[EXERCISE REQUIREMENTS]: Using the listing below, extract each line that has the word "Backstop" in it.

Data records
■ ■ ■ ■ ■

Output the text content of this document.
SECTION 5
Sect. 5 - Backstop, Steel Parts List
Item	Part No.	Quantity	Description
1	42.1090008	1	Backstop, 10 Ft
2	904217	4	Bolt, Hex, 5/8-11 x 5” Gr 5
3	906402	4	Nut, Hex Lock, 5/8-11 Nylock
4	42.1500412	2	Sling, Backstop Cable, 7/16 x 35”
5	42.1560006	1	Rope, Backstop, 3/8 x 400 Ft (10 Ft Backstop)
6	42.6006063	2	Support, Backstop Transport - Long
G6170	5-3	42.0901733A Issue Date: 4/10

■ ■ ■ ■ ■

[TASK SOLUTION]:
Sect. 5 - Backstop, Steel Parts List
1	42.1090008	1	Backstop, 10 Ft
4	42.1500412	2	Sling, Backstop Cable, 7/16 x 35”
5	42.1560006	1	Rope, Backstop, 3/8 x 400 Ft (10 Ft Backstop)
6	42.6006063	2	Support, Backstop Transport - Long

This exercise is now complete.